- **Problem details**: The exercise asks for every line of the data to be reproduced exactly.

Stored records:
○ ○ ○
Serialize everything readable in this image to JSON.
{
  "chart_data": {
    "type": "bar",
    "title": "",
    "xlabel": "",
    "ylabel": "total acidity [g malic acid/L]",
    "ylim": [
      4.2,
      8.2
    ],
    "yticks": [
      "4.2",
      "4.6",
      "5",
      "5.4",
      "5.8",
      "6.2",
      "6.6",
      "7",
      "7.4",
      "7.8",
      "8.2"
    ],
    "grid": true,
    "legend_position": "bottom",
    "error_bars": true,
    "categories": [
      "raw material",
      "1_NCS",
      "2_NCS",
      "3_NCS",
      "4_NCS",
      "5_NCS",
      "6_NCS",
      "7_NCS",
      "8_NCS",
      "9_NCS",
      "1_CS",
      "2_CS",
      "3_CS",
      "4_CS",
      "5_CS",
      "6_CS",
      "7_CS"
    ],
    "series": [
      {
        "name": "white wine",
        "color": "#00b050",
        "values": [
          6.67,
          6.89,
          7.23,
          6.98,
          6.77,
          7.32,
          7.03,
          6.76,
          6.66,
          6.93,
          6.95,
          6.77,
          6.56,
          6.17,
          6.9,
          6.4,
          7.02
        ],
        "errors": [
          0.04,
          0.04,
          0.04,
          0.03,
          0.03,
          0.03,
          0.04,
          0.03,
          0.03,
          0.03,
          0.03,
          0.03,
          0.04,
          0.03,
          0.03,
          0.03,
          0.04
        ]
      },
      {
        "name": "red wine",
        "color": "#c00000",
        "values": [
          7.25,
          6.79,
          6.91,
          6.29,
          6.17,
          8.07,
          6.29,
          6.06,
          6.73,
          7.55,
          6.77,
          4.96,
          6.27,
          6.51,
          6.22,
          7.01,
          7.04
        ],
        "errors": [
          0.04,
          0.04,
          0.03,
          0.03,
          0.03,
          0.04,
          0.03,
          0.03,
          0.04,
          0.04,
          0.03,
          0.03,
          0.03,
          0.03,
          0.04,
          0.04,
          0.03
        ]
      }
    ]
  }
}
○ ○ ○
- **Output for this task**:
Serialize everything readable in this image to JSON.
{
  "chart_data": {
    "type": "bar",
    "title": "",
    "xlabel": "",
    "ylabel": "total acidity [g malic acid/L]",
    "ylim": [
      4.2,
      8.2
    ],
    "yticks": [
      "4.2",
      "4.6",
      "5",
      "5.4",
      "5.8",
      "6.2",
      "6.6",
      "7",
      "7.4",
      "7.8",
      "8.2"
    ],
    "grid": true,
    "legend_position": "bottom",
    "error_bars": true,
    "categories": [
      "raw material",
      "1_NCS",
      "2_NCS",
      "3_NCS",
      "4_NCS",
      "5_NCS",
      "6_NCS",
      "7_NCS",
      "8_NCS",
      "9_NCS",
      "1_CS",
      "2_CS",
      "3_CS",
      "4_CS",
      "5_CS",
      "6_CS",
      "7_CS"
    ],
    "series": [
      {
        "name": "white wine",
        "color": "#00b050",
        "values": [
          6.67,
          6.89,
          7.23,
          6.98,
          6.77,
          7.32,
          7.03,
          6.76,
          6.66,
          6.93,
          6.95,
          6.77,
          6.56,
          6.17,
          6.9,
          6.4,
          7.02
        ],
        "errors": [
          0.04,
          0.04,
          0.04,
          0.03,
          0.03,
          0.03,
          0.04,
          0.03,
          0.03,
          0.03,
          0.03,
          0.03,
          0.04,
          0.03,
          0.03,
          0.03,
          0.04
        ]
      },
      {
        "name": "red wine",
        "color": "#c00000",
        "values": [
          7.25,
          6.79,
          6.91,
          6.29,
          6.17,
          8.07,
          6.29,
          6.06,
          6.73,
          7.55,
          6.77,
          4.96,
          6.27,
          6.51,
          6.22,
          7.01,
          7.04
        ],
        "errors": [
          0.04,
          0.04,
          0.03,
          0.03,
          0.03,
          0.04,
          0.03,
          0.03,
          0.04,
          0.04,
          0.03,
          0.03,
          0.03,
          0.03,
          0.04,
          0.04,
          0.03
        ]
      }
    ]
  }
}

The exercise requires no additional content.